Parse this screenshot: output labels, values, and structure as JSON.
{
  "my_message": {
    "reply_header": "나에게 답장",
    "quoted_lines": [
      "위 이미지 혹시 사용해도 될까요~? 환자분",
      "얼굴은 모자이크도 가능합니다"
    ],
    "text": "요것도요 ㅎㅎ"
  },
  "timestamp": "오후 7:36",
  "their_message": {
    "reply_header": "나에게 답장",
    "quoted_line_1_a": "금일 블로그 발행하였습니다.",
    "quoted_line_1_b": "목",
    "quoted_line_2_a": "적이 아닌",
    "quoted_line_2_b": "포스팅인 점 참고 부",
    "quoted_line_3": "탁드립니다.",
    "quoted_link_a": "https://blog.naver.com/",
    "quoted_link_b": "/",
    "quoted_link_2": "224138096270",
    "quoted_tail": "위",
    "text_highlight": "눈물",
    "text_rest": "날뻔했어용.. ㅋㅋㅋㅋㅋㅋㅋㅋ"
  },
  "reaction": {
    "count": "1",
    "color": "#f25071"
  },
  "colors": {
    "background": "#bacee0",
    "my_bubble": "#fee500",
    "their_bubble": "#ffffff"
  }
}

⁂

# GIVEN TASK
Write out every line exactly as it stands.

# WRITTEN SOLUTION
Parse this screenshot: output labels, values, and structure as JSON.
{
  "my_message": {
    "reply_header": "나에게 답장",
    "quoted_lines": [
      "위 이미지 혹시 사용해도 될까요~? 환자분",
      "얼굴은 모자이크도 가능합니다"
    ],
    "text": "요것도요 ㅎㅎ"
  },
  "timestamp": "오후 7:36",
  "their_message": {
    "reply_header": "나에게 답장",
    "quoted_line_1_a": "금일 블로그 발행하였습니다.",
    "quoted_line_1_b": "목",
    "quoted_line_2_a": "적이 아닌",
    "quoted_line_2_b": "포스팅인 점 참고 부",
    "quoted_line_3": "탁드립니다.",
    "quoted_link_a": "https://blog.naver.com/",
    "quoted_link_b": "/",
    "quoted_link_2": "224138096270",
    "quoted_tail": "위",
    "text_highlight": "눈물",
    "text_rest": "날뻔했어용.. ㅋㅋㅋㅋㅋㅋㅋㅋ"
  },
  "reaction": {
    "count": "1",
    "color": "#f25071"
  },
  "colors": {
    "background": "#bacee0",
    "my_bubble": "#fee500",
    "their_bubble": "#ffffff"
  }
}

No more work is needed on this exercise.